### Given exercise
Read the data and repeat all of it exactly.
----
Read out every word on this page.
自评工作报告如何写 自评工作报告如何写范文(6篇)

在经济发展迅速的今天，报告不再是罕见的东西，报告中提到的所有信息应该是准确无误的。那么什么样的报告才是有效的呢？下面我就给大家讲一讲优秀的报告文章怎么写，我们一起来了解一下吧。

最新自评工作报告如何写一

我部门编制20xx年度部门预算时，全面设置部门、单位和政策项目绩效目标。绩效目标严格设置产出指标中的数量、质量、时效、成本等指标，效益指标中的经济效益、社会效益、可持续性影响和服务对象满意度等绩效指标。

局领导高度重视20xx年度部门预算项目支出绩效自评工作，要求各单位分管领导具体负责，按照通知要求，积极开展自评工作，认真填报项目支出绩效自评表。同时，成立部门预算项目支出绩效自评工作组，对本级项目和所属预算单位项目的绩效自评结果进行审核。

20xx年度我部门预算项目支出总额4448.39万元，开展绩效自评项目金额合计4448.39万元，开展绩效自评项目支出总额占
----
### Response
Read out every word on this page.
自评工作报告如何写 自评工作报告如何写范文(6篇)

在经济发展迅速的今天，报告不再是罕见的东西，报告中提到的所有信息应该是准确无误的。那么什么样的报告才是有效的呢？下面我就给大家讲一讲优秀的报告文章怎么写，我们一起来了解一下吧。

最新自评工作报告如何写一

我部门编制20xx年度部门预算时，全面设置部门、单位和政策项目绩效目标。绩效目标严格设置产出指标中的数量、质量、时效、成本等指标，效益指标中的经济效益、社会效益、可持续性影响和服务对象满意度等绩效指标。

局领导高度重视20xx年度部门预算项目支出绩效自评工作，要求各单位分管领导具体负责，按照通知要求，积极开展自评工作，认真填报项目支出绩效自评表。同时，成立部门预算项目支出绩效自评工作组，对本级项目和所属预算单位项目的绩效自评结果进行审核。

20xx年度我部门预算项目支出总额4448.39万元，开展绩效自评项目金额合计4448.39万元，开展绩效自评项目支出总额占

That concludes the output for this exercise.